**Work to complete:** Write down each entry again, exactly as it reads.

**Recorded information:**
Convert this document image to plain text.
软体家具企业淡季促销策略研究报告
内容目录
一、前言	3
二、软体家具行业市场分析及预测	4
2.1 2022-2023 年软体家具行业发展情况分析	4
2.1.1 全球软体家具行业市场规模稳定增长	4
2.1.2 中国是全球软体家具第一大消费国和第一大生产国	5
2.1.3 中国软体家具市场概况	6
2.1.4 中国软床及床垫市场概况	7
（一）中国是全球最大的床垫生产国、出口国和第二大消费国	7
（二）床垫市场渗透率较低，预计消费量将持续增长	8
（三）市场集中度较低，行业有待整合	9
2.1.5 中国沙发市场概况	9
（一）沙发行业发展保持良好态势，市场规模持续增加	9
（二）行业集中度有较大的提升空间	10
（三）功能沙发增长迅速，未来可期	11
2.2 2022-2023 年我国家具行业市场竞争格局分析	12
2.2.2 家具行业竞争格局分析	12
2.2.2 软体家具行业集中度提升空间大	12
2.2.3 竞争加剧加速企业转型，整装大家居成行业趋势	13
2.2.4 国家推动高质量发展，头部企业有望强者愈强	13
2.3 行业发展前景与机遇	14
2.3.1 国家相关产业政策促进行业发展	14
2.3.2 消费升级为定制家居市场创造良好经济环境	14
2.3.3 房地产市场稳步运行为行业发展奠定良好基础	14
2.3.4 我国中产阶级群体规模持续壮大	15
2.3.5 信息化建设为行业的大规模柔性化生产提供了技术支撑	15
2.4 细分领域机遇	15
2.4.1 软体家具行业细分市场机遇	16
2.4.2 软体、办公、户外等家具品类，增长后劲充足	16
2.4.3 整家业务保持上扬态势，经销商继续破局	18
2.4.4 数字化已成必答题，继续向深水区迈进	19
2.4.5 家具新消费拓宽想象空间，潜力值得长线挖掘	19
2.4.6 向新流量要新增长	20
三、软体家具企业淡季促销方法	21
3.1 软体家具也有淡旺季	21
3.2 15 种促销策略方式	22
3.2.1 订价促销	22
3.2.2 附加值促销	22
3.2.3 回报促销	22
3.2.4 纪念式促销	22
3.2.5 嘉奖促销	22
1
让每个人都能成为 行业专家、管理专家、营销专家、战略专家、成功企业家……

**Exercise solution:**
Convert this document image to plain text.
软体家具企业淡季促销策略研究报告
内容目录
一、前言	3
二、软体家具行业市场分析及预测	4
2.1 2022-2023 年软体家具行业发展情况分析	4
2.1.1 全球软体家具行业市场规模稳定增长	4
2.1.2 中国是全球软体家具第一大消费国和第一大生产国	5
2.1.3 中国软体家具市场概况	6
2.1.4 中国软床及床垫市场概况	7
（一）中国是全球最大的床垫生产国、出口国和第二大消费国	7
（二）床垫市场渗透率较低，预计消费量将持续增长	8
（三）市场集中度较低，行业有待整合	9
2.1.5 中国沙发市场概况	9
（一）沙发行业发展保持良好态势，市场规模持续增加	9
（二）行业集中度有较大的提升空间	10
（三）功能沙发增长迅速，未来可期	11
2.2 2022-2023 年我国家具行业市场竞争格局分析	12
2.2.2 家具行业竞争格局分析	12
2.2.2 软体家具行业集中度提升空间大	12
2.2.3 竞争加剧加速企业转型，整装大家居成行业趋势	13
2.2.4 国家推动高质量发展，头部企业有望强者愈强	13
2.3 行业发展前景与机遇	14
2.3.1 国家相关产业政策促进行业发展	14
2.3.2 消费升级为定制家居市场创造良好经济环境	14
2.3.3 房地产市场稳步运行为行业发展奠定良好基础	14
2.3.4 我国中产阶级群体规模持续壮大	15
2.3.5 信息化建设为行业的大规模柔性化生产提供了技术支撑	15
2.4 细分领域机遇	15
2.4.1 软体家具行业细分市场机遇	16
2.4.2 软体、办公、户外等家具品类，增长后劲充足	16
2.4.3 整家业务保持上扬态势，经销商继续破局	18
2.4.4 数字化已成必答题，继续向深水区迈进	19
2.4.5 家具新消费拓宽想象空间，潜力值得长线挖掘	19
2.4.6 向新流量要新增长	20
三、软体家具企业淡季促销方法	21
3.1 软体家具也有淡旺季	21
3.2 15 种促销策略方式	22
3.2.1 订价促销	22
3.2.2 附加值促销	22
3.2.3 回报促销	22
3.2.4 纪念式促销	22
3.2.5 嘉奖促销	22
1
让每个人都能成为 行业专家、管理专家、营销专家、战略专家、成功企业家……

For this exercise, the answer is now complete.